───── SUPPLIED DATA ─────

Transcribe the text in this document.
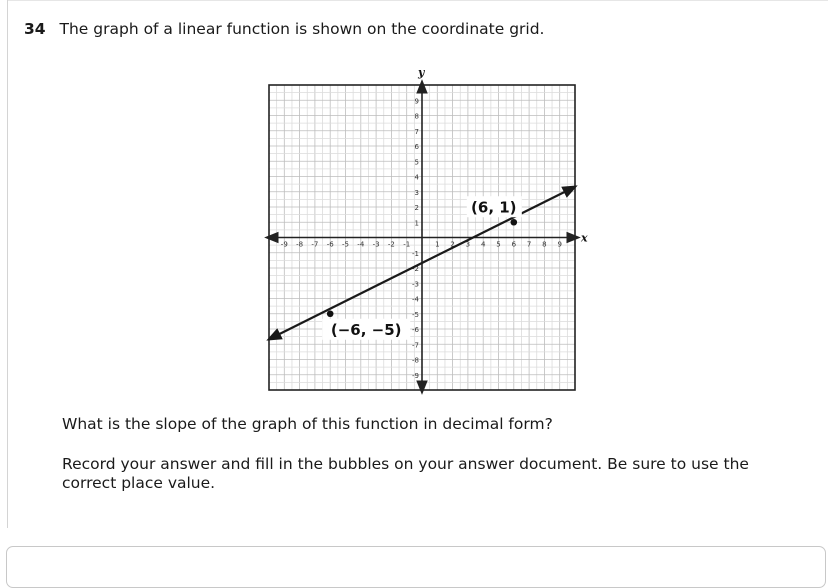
34 The graph of a linear function is shown on the coordinate grid.
x
y
-9 -8 -7 -6 -5 -4 -3 -2 -1	1 2 3 4 5 6 7 8 9
9
8
7
6
5
4
3
2
1
-1
-2
-3
-4
-5
-6
-7
-8
-9
(−6, −5)
(6, 1)
What is the slope of the graph of this function in decimal form?
Record your answer and fill in the bubbles on your answer document. Be sure to use the correct place value.
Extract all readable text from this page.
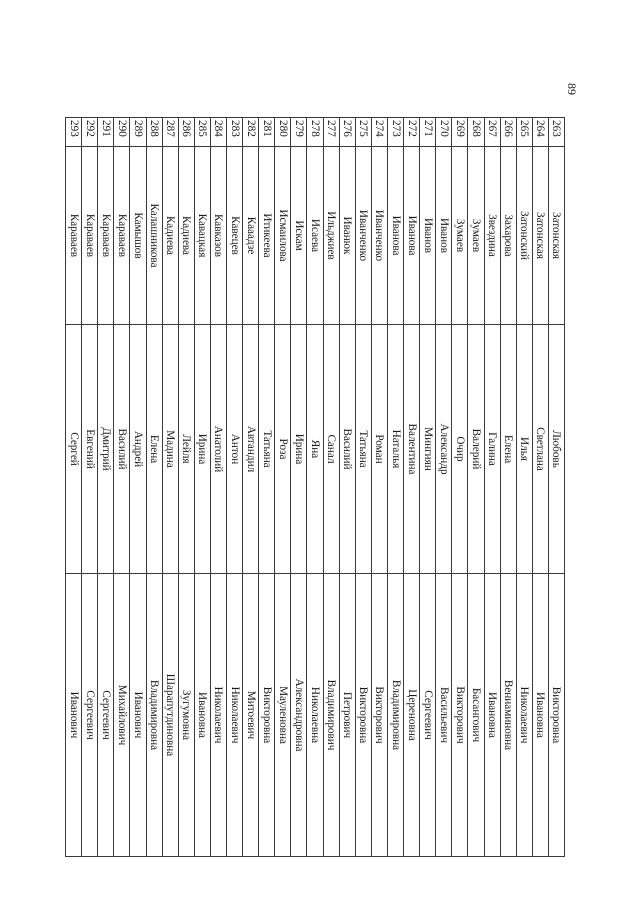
89
263	Затонская	Любовь	Викторовна
264	Затонская	Светлана	Ивановна
265	Затонский	Илья	Николаевич
266	Захарова	Елена	Вениаминовна
267	Звездина	Галина	Ивановна
268	Зумаев	Валерий	Басангович
269	Зумаев	Очир	Викторович
270	Иванов	Александр	Васильевич
271	Иванов	Мингиян	Сергеевич
272	Иванова	Валентина	Цереновна
273	Иванова	Наталья	Владимировна
274	Иванченко	Роман	Викторович
275	Иванченко	Татьяна	Викторовна
276	Иванюк	Василий	Петрович
277	Ильджиев	Санал	Владимирович
278	Исаева	Яна	Николаевна
279	Искам	Ирина	Александровна
280	Исмаилова	Роза	Мауленовна
281	Итикеева	Татьяна	Викторовна
282	Кааадзе	Автандил	Митоевич
283	Кавецев	Антон	Николаевич
284	Кавказов	Анатолий	Николаевич
285	Кавацкая	Ирина	Ивановна
286	Кадиева	Лейля	Зугумовна
287	Кадиева	Мадина	Шарапутдиновна
288	Калашникова	Елена	Владимировна
289	Камышов	Андрей	Иванович
290	Караваев	Василий	Михайлович
291	Караваев	Дмитрий	Сергеевич
292	Караваев	Евгений	Сергеевич
293	Караваев	Сергей	Иванович
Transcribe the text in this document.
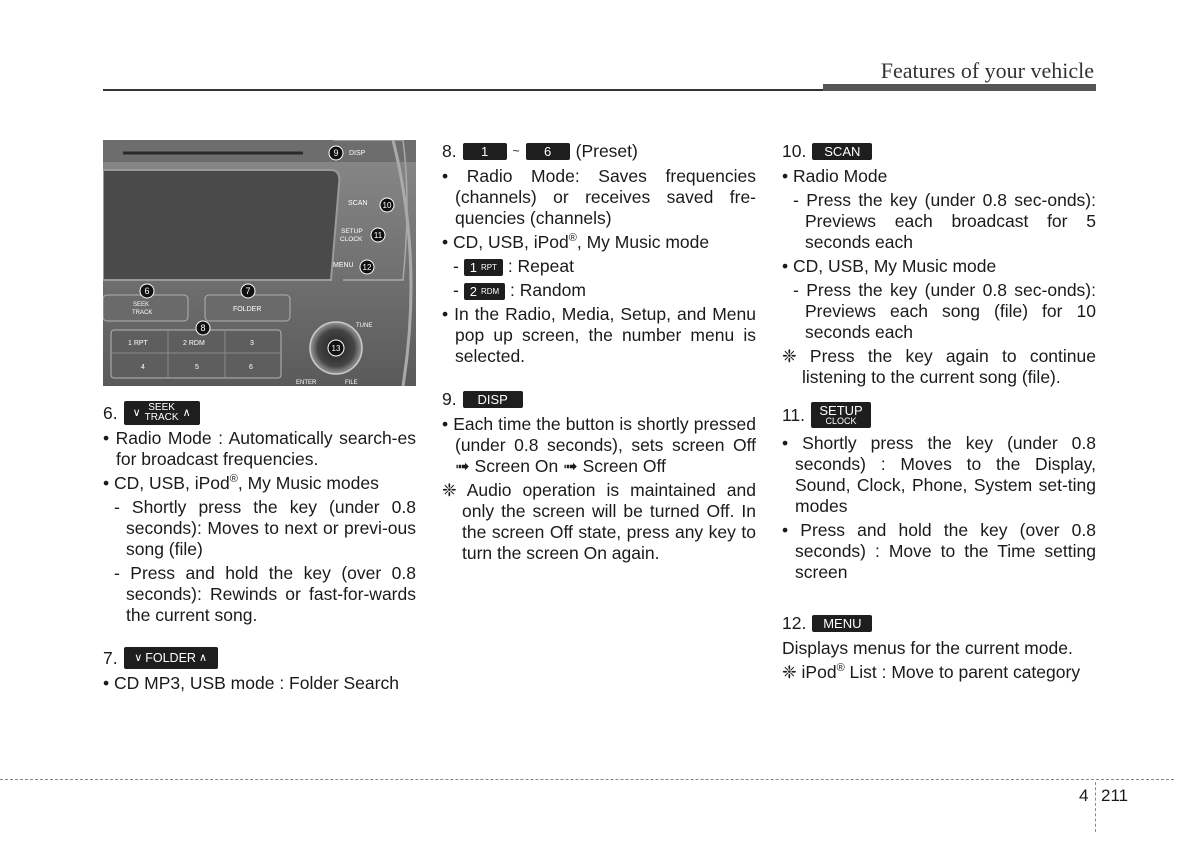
Features of your vehicle
DISP
SCAN
SETUP
CLOCK
MENU
SEEK
TRACK	FOLDER
1 RPT	2 RDM	3
4	5	6
TUNE
ENTER	FILE
6	7
8
9
10
11
12
13
6. ∨ SEEK
TRACK ∧

• Radio Mode : Automatically search-es for broadcast frequencies.

• CD, USB, iPod®, My Music modes

- Shortly press the key (under 0.8 seconds): Moves to next or previ-ous song (file)

- Press and hold the key (over 0.8 seconds): Rewinds or fast-for-wards the current song.

7. ∨ FOLDER ∧

• CD MP3, USB mode : Folder Search

8.	1	~	6	(Preset)

• Radio Mode: Saves frequencies (channels) or receives saved fre-quencies (channels)

• CD, USB, iPod®, My Music mode

- 1 RPT : Repeat

- 2 RDM : Random

• In the Radio, Media, Setup, and Menu pop up screen, the number menu is selected.

9.	DISP

• Each time the button is shortly pressed (under 0.8 seconds), sets screen Off ➟ Screen On ➟ Screen Off

❈ Audio operation is maintained and only the screen will be turned Off. In the screen Off state, press any key to turn the screen On again.

10.	SCAN

• Radio Mode

- Press the key (under 0.8 sec-onds): Previews each broadcast for 5 seconds each

• CD, USB, My Music mode

- Press the key (under 0.8 sec-onds): Previews each song (file) for 10 seconds each

❈ Press the key again to continue listening to the current song (file).

11. SETUP
CLOCK

• Shortly press the key (under 0.8 seconds) : Moves to the Display, Sound, Clock, Phone, System set-ting modes

• Press and hold the key (over 0.8 seconds) : Move to the Time setting screen

12.	MENU

Displays menus for the current mode.

❈ iPod® List : Move to parent category

4 211
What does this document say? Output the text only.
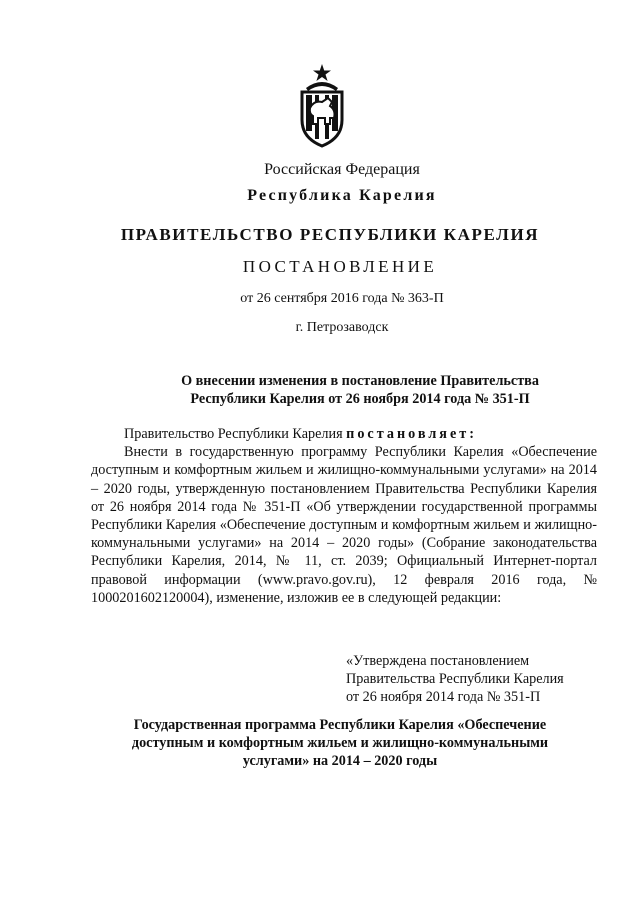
Российская Федерация
Республика Карелия
ПРАВИТЕЛЬСТВО РЕСПУБЛИКИ КАРЕЛИЯ
ПОСТАНОВЛЕНИЕ
от 26 сентября 2016 года № 363-П
г. Петрозаводск
О внесении изменения в постановление Правительства
Республики Карелия от 26 ноября 2014 года № 351-П

Правительство Республики Карелия постановляет:

Внести в государственную программу Республики Карелия «Обеспечение доступным и комфортным жильем и жилищно-коммунальными услугами» на 2014 – 2020 годы, утвержденную постановлением Правительства Республики Карелия от 26 ноября 2014 года № 351-П «Об утверждении государственной программы Республики Карелия «Обеспечение доступным и комфортным жильем и жилищно-коммунальными услугами» на 2014 – 2020 годы» (Собрание законодательства Республики Карелия, 2014, № 11, ст. 2039; Официальный Интернет-портал правовой информации (www.pravo.gov.ru), 12 февраля 2016 года, № 1000201602120004), изменение, изложив ее в следующей редакции:

«Утверждена постановлением
Правительства Республики Карелия
от 26 ноября 2014 года № 351-П
Государственная программа Республики Карелия «Обеспечение
доступным и комфортным жильем и жилищно-коммунальными
услугами» на 2014 – 2020 годы
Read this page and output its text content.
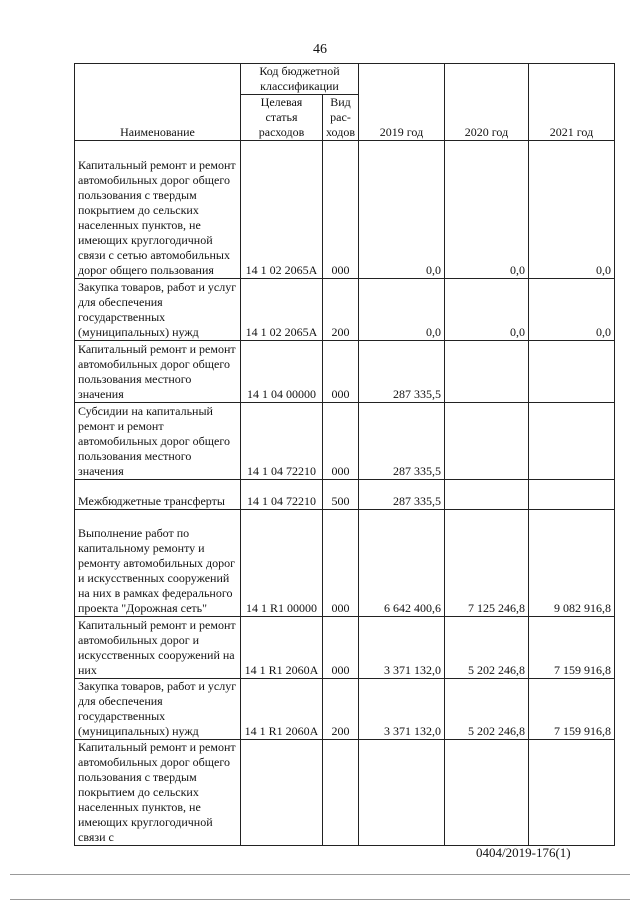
46
Наименование	Код бюджетной классификации		2019 год	2020 год	2021 год
	Целевая статья расходов	Вид рас-ходов			
Капитальный ремонт и ремонт автомобильных дорог общего пользования с твердым покрытием до сельских населенных пунктов, не имеющих круглогодичной связи с сетью автомобильных дорог общего пользования	14 1 02 2065A	000	0,0	0,0	0,0
Закупка товаров, работ и услуг для обеспечения государственных (муниципальных) нужд	14 1 02 2065A	200	0,0	0,0	0,0
Капитальный ремонт и ремонт автомобильных дорог общего пользования местного значения	14 1 04 00000	000	287 335,5		
Субсидии на капитальный ремонт и ремонт автомобильных дорог общего пользования местного значения	14 1 04 72210	000	287 335,5		
Межбюджетные трансферты	14 1 04 72210	500	287 335,5		
Выполнение работ по капитальному ремонту и ремонту автомобильных дорог и искусственных сооружений на них в рамках федерального проекта "Дорожная сеть"	14 1 R1 00000	000	6 642 400,6	7 125 246,8	9 082 916,8
Капитальный ремонт и ремонт автомобильных дорог и искусственных сооружений на них	14 1 R1 2060A	000	3 371 132,0	5 202 246,8	7 159 916,8
Закупка товаров, работ и услуг для обеспечения государственных (муниципальных) нужд	14 1 R1 2060A	200	3 371 132,0	5 202 246,8	7 159 916,8
Капитальный ремонт и ремонт автомобильных дорог общего пользования с твердым покрытием до сельских населенных пунктов, не имеющих круглогодичной связи с					
0404/2019-176(1)
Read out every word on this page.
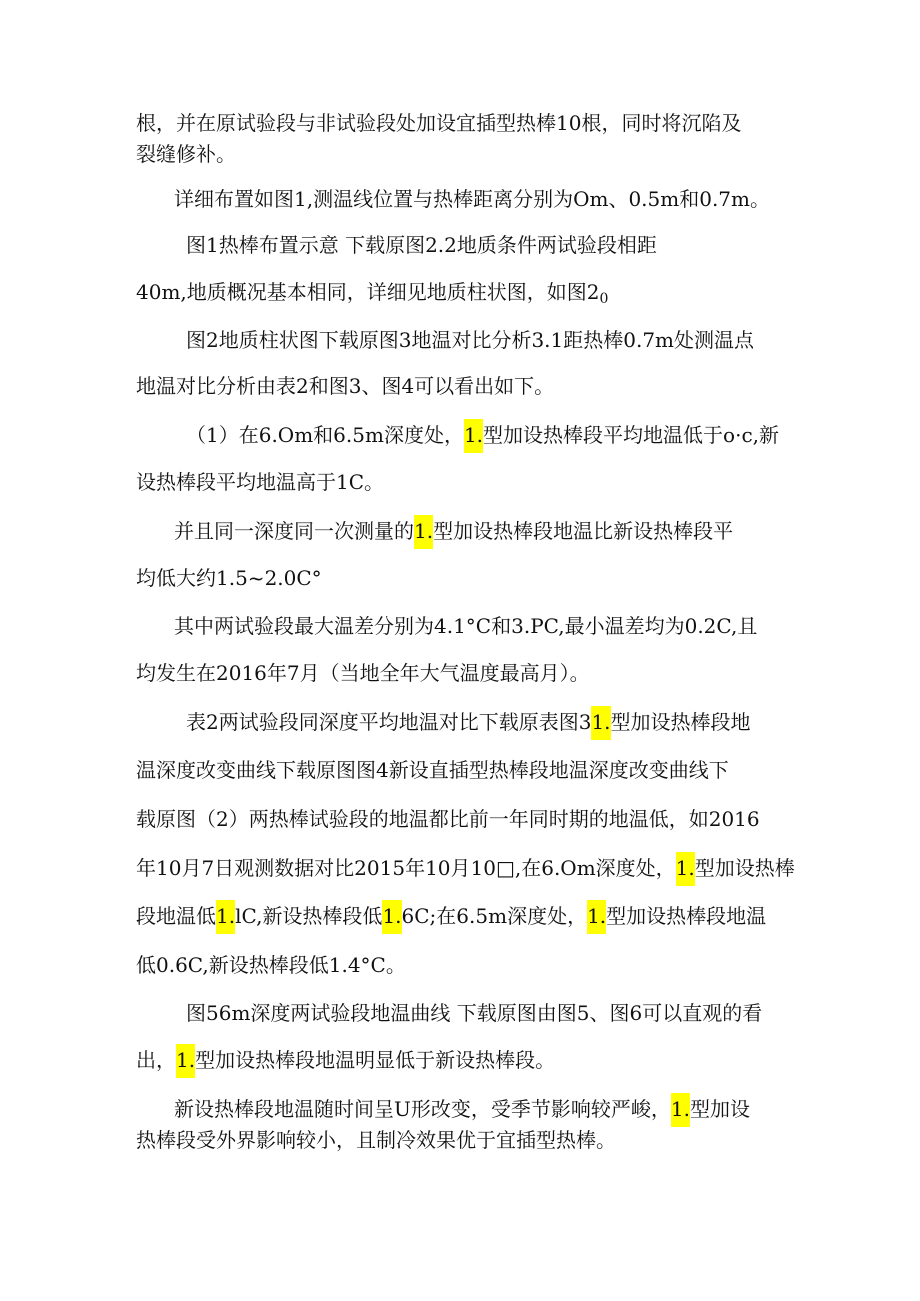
根，并在原试验段与非试验段处加设宜插型热棒10根，同时将沉陷及
裂缝修补。
详细布置如图1,测温线位置与热棒距离分别为Om、0.5m和0.7m。
图1热棒布置示意 下载原图2.2地质条件两试验段相距
40m,地质概况基本相同，详细见地质柱状图，如图$2_0$
图2地质柱状图下载原图3地温对比分析3.1距热棒0.7m处测温点
地温对比分析由表2和图3、图4可以看出如下。
（1）在6.Om和6.5m深度处，1.型加设热棒段平均地温低于o·c,新
设热棒段平均地温高于1C。
并且同一深度同一次测量的1.型加设热棒段地温比新设热棒段平
均低大约1.5~2.0C°
其中两试验段最大温差分别为4.1°C和3.PC,最小温差均为0.2C,且
均发生在2016年7月（当地全年大气温度最高月）。
表2两试验段同深度平均地温对比下载原表图31.型加设热棒段地
温深度改变曲线下载原图图4新设直插型热棒段地温深度改变曲线下
载原图（2）两热棒试验段的地温都比前一年同时期的地温低，如2016
年10月7日观测数据对比2015年10月10□,在6.Om深度处，1.型加设热棒
段地温低1.lC,新设热棒段低1.6C;在6.5m深度处，1.型加设热棒段地温
低0.6C,新设热棒段低1.4°C。
图56m深度两试验段地温曲线 下载原图由图5、图6可以直观的看
出，1.型加设热棒段地温明显低于新设热棒段。
新设热棒段地温随时间呈U形改变，受季节影响较严峻，1.型加设
热棒段受外界影响较小，且制冷效果优于宜插型热棒。
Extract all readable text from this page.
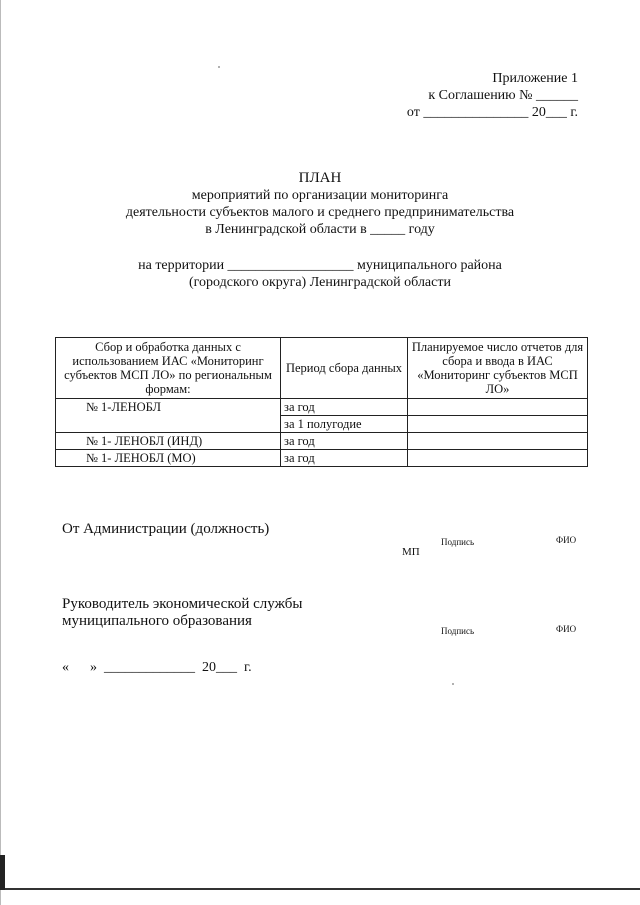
Приложение 1
к Соглашению № ______
от _______________ 20___ г.
ПЛАН
мероприятий по организации мониторинга
деятельности субъектов малого и среднего предпринимательства
в Ленинградской области в _____ году
на территории __________________ муниципального района
(городского округа) Ленинградской области
Сбор и обработка данных с использованием ИАС «Мониторинг субъектов МСП ЛО» по региональным формам:	Период сбора данных	Планируемое число отчетов для сбора и ввода в ИАС «Мониторинг субъектов МСП ЛО»
№ 1-ЛЕНОБЛ	за год	
	за 1 полугодие	
№ 1- ЛЕНОБЛ (ИНД)	за год	
№ 1- ЛЕНОБЛ (МО)	за год	
От Администрации (должность)
Подпись	ФИО
МП
Руководитель экономической службы
муниципального образования
Подпись	ФИО
«      »  _____________  20___  г.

─────

§ DIRECTIVE: Of the lines in the data, how many hold the string "again"? State the number, nothing else.

§ FULL ANSWER: 2